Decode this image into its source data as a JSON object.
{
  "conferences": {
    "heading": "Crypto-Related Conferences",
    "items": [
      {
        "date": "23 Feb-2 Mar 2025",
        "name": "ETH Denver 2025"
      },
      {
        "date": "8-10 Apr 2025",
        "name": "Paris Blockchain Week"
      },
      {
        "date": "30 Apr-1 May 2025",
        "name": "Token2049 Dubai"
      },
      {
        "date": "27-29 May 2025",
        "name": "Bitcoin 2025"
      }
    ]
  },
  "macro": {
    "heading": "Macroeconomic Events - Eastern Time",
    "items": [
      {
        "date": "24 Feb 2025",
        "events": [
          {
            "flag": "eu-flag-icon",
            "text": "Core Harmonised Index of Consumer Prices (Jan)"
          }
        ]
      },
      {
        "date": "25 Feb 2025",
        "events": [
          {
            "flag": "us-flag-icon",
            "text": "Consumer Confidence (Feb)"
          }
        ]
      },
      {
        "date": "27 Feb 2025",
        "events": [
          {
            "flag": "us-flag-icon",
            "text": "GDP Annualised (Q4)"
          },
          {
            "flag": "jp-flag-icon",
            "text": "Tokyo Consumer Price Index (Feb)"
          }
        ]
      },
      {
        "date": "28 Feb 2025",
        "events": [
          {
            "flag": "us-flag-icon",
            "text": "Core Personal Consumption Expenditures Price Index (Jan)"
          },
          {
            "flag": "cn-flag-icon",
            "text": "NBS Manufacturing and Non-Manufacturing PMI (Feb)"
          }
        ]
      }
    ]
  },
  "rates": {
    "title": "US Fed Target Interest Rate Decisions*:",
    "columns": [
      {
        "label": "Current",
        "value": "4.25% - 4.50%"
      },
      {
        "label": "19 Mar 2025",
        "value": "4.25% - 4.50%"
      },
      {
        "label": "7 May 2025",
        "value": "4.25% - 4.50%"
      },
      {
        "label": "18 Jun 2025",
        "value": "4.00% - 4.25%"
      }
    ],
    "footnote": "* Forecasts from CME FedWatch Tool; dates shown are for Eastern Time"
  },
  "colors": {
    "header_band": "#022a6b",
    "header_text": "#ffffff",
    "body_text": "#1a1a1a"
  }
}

§

**Given request**
Go over the data above and copy every line that has the word "Core" in it.

**Answer below**
            "text": "Core Harmonised Index of Consumer Prices (Jan)"
            "text": "Core Personal Consumption Expenditures Price Index (Jan)"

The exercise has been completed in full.